What the task asks: Type out every line below exactly as it reads.

══ Material for the task

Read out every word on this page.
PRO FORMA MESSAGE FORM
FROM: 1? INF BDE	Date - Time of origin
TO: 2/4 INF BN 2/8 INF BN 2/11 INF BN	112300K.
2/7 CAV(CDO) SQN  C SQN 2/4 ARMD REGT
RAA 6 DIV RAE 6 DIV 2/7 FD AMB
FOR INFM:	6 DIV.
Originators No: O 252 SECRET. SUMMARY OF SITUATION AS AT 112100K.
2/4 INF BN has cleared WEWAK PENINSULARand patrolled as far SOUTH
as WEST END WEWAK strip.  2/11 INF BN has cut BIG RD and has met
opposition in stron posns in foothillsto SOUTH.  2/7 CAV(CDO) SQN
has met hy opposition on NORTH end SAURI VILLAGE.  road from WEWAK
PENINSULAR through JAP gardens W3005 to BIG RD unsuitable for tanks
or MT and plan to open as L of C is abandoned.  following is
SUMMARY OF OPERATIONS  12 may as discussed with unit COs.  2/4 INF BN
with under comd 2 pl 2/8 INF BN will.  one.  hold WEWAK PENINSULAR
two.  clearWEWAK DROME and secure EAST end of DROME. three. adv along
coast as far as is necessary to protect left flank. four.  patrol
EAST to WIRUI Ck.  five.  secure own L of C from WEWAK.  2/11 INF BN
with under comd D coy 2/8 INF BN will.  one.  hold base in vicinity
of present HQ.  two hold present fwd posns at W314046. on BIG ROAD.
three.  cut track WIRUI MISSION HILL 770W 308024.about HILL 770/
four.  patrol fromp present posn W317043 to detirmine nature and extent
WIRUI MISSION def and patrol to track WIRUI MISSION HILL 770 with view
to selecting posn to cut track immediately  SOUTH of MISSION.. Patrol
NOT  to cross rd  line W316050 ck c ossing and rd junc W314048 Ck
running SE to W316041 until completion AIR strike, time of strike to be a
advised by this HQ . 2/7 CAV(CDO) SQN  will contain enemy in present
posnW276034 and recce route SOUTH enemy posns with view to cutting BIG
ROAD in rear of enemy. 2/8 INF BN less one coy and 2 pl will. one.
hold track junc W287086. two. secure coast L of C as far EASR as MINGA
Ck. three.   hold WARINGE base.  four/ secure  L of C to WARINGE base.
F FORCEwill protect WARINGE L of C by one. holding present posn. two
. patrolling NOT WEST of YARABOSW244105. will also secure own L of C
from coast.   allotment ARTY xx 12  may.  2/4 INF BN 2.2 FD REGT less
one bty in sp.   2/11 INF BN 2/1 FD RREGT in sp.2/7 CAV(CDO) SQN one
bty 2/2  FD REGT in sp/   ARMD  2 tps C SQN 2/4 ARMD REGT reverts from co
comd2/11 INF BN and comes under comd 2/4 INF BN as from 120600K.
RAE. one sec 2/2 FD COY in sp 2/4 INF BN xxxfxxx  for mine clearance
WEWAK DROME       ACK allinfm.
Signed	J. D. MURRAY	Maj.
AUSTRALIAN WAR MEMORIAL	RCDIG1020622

════

The output:
Read out every word on this page.
PRO FORMA MESSAGE FORM
FROM: 1? INF BDE	Date - Time of origin
TO: 2/4 INF BN 2/8 INF BN 2/11 INF BN	112300K.
2/7 CAV(CDO) SQN  C SQN 2/4 ARMD REGT
RAA 6 DIV RAE 6 DIV 2/7 FD AMB
FOR INFM:	6 DIV.
Originators No: O 252 SECRET. SUMMARY OF SITUATION AS AT 112100K.
2/4 INF BN has cleared WEWAK PENINSULARand patrolled as far SOUTH
as WEST END WEWAK strip.  2/11 INF BN has cut BIG RD and has met
opposition in stron posns in foothillsto SOUTH.  2/7 CAV(CDO) SQN
has met hy opposition on NORTH end SAURI VILLAGE.  road from WEWAK
PENINSULAR through JAP gardens W3005 to BIG RD unsuitable for tanks
or MT and plan to open as L of C is abandoned.  following is
SUMMARY OF OPERATIONS  12 may as discussed with unit COs.  2/4 INF BN
with under comd 2 pl 2/8 INF BN will.  one.  hold WEWAK PENINSULAR
two.  clearWEWAK DROME and secure EAST end of DROME. three. adv along
coast as far as is necessary to protect left flank. four.  patrol
EAST to WIRUI Ck.  five.  secure own L of C from WEWAK.  2/11 INF BN
with under comd D coy 2/8 INF BN will.  one.  hold base in vicinity
of present HQ.  two hold present fwd posns at W314046. on BIG ROAD.
three.  cut track WIRUI MISSION HILL 770W 308024.about HILL 770/
four.  patrol fromp present posn W317043 to detirmine nature and extent
WIRUI MISSION def and patrol to track WIRUI MISSION HILL 770 with view
to selecting posn to cut track immediately  SOUTH of MISSION.. Patrol
NOT  to cross rd  line W316050 ck c ossing and rd junc W314048 Ck
running SE to W316041 until completion AIR strike, time of strike to be a
advised by this HQ . 2/7 CAV(CDO) SQN  will contain enemy in present
posnW276034 and recce route SOUTH enemy posns with view to cutting BIG
ROAD in rear of enemy. 2/8 INF BN less one coy and 2 pl will. one.
hold track junc W287086. two. secure coast L of C as far EASR as MINGA
Ck. three.   hold WARINGE base.  four/ secure  L of C to WARINGE base.
F FORCEwill protect WARINGE L of C by one. holding present posn. two
. patrolling NOT WEST of YARABOSW244105. will also secure own L of C
from coast.   allotment ARTY xx 12  may.  2/4 INF BN 2.2 FD REGT less
one bty in sp.   2/11 INF BN 2/1 FD RREGT in sp.2/7 CAV(CDO) SQN one
bty 2/2  FD REGT in sp/   ARMD  2 tps C SQN 2/4 ARMD REGT reverts from co
comd2/11 INF BN and comes under comd 2/4 INF BN as from 120600K.
RAE. one sec 2/2 FD COY in sp 2/4 INF BN xxxfxxx  for mine clearance
WEWAK DROME       ACK allinfm.
Signed	J. D. MURRAY	Maj.
AUSTRALIAN WAR MEMORIAL	RCDIG1020622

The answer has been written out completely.